Goal: Extract the text of every entry below exactly; leave images out.

Extracted records:
____________________

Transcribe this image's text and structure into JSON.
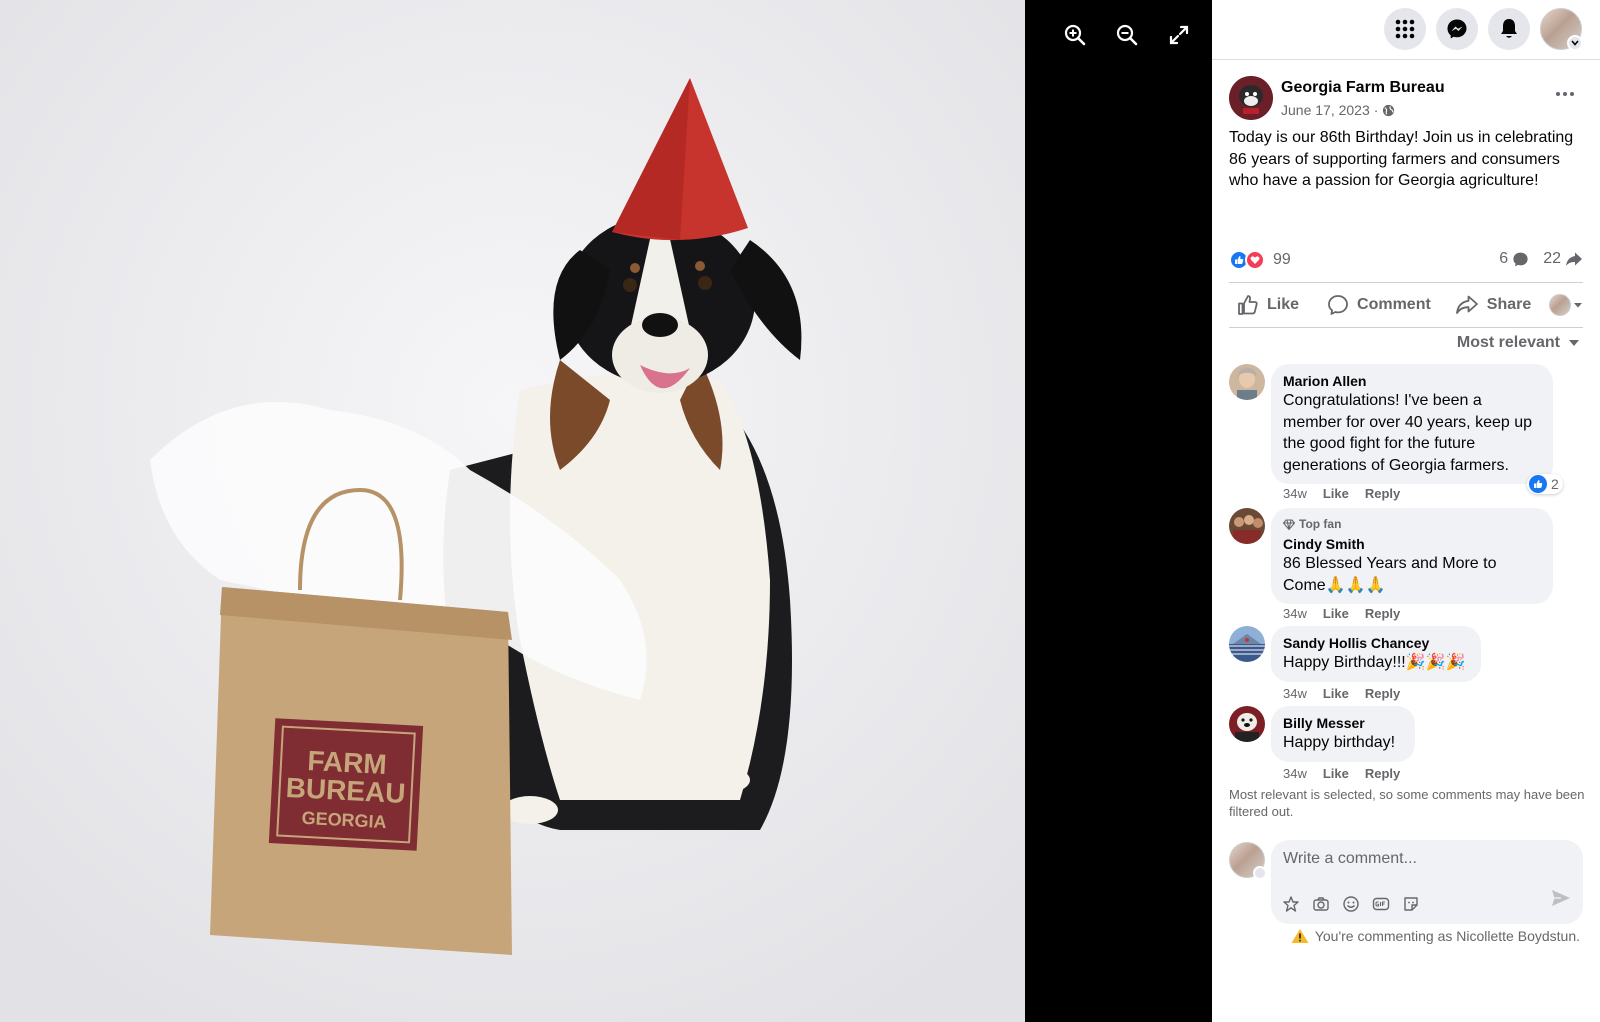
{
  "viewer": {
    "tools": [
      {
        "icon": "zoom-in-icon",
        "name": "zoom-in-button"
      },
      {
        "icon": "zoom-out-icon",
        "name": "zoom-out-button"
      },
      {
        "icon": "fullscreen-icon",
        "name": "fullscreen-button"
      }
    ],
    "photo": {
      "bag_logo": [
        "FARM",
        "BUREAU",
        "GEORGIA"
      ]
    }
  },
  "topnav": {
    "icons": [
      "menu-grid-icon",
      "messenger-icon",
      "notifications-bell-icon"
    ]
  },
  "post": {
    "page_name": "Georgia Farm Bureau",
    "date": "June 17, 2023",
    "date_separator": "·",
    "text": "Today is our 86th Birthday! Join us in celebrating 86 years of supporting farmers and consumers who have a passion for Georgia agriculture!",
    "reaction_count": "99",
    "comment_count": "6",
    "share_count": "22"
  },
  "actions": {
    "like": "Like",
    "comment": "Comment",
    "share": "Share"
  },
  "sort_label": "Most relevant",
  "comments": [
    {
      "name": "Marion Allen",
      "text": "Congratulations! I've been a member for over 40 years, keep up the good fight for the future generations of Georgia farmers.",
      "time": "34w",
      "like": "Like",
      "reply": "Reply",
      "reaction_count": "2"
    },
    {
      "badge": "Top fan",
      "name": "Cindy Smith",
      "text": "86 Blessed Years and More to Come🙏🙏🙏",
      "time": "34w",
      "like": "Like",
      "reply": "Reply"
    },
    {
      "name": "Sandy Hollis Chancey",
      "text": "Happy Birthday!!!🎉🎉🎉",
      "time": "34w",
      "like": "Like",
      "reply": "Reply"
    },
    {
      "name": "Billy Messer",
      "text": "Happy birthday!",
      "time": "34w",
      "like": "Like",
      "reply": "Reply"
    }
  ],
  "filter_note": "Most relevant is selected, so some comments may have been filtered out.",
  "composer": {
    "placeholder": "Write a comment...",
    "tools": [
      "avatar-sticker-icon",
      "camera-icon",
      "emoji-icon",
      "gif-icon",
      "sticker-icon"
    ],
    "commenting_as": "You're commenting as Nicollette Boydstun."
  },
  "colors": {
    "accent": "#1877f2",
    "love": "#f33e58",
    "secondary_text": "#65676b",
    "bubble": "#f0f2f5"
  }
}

____________________

Solution for this problem:
Transcribe this image's text and structure into JSON.
{
  "viewer": {
    "tools": [
      {
        "icon": "zoom-in-icon",
        "name": "zoom-in-button"
      },
      {
        "icon": "zoom-out-icon",
        "name": "zoom-out-button"
      },
      {
        "icon": "fullscreen-icon",
        "name": "fullscreen-button"
      }
    ],
    "photo": {
      "bag_logo": [
        "FARM",
        "BUREAU",
        "GEORGIA"
      ]
    }
  },
  "topnav": {
    "icons": [
      "menu-grid-icon",
      "messenger-icon",
      "notifications-bell-icon"
    ]
  },
  "post": {
    "page_name": "Georgia Farm Bureau",
    "date": "June 17, 2023",
    "date_separator": "·",
    "text": "Today is our 86th Birthday! Join us in celebrating 86 years of supporting farmers and consumers who have a passion for Georgia agriculture!",
    "reaction_count": "99",
    "comment_count": "6",
    "share_count": "22"
  },
  "actions": {
    "like": "Like",
    "comment": "Comment",
    "share": "Share"
  },
  "sort_label": "Most relevant",
  "comments": [
    {
      "name": "Marion Allen",
      "text": "Congratulations! I've been a member for over 40 years, keep up the good fight for the future generations of Georgia farmers.",
      "time": "34w",
      "like": "Like",
      "reply": "Reply",
      "reaction_count": "2"
    },
    {
      "badge": "Top fan",
      "name": "Cindy Smith",
      "text": "86 Blessed Years and More to Come🙏🙏🙏",
      "time": "34w",
      "like": "Like",
      "reply": "Reply"
    },
    {
      "name": "Sandy Hollis Chancey",
      "text": "Happy Birthday!!!🎉🎉🎉",
      "time": "34w",
      "like": "Like",
      "reply": "Reply"
    },
    {
      "name": "Billy Messer",
      "text": "Happy birthday!",
      "time": "34w",
      "like": "Like",
      "reply": "Reply"
    }
  ],
  "filter_note": "Most relevant is selected, so some comments may have been filtered out.",
  "composer": {
    "placeholder": "Write a comment...",
    "tools": [
      "avatar-sticker-icon",
      "camera-icon",
      "emoji-icon",
      "gif-icon",
      "sticker-icon"
    ],
    "commenting_as": "You're commenting as Nicollette Boydstun."
  },
  "colors": {
    "accent": "#1877f2",
    "love": "#f33e58",
    "secondary_text": "#65676b",
    "bubble": "#f0f2f5"
  }
}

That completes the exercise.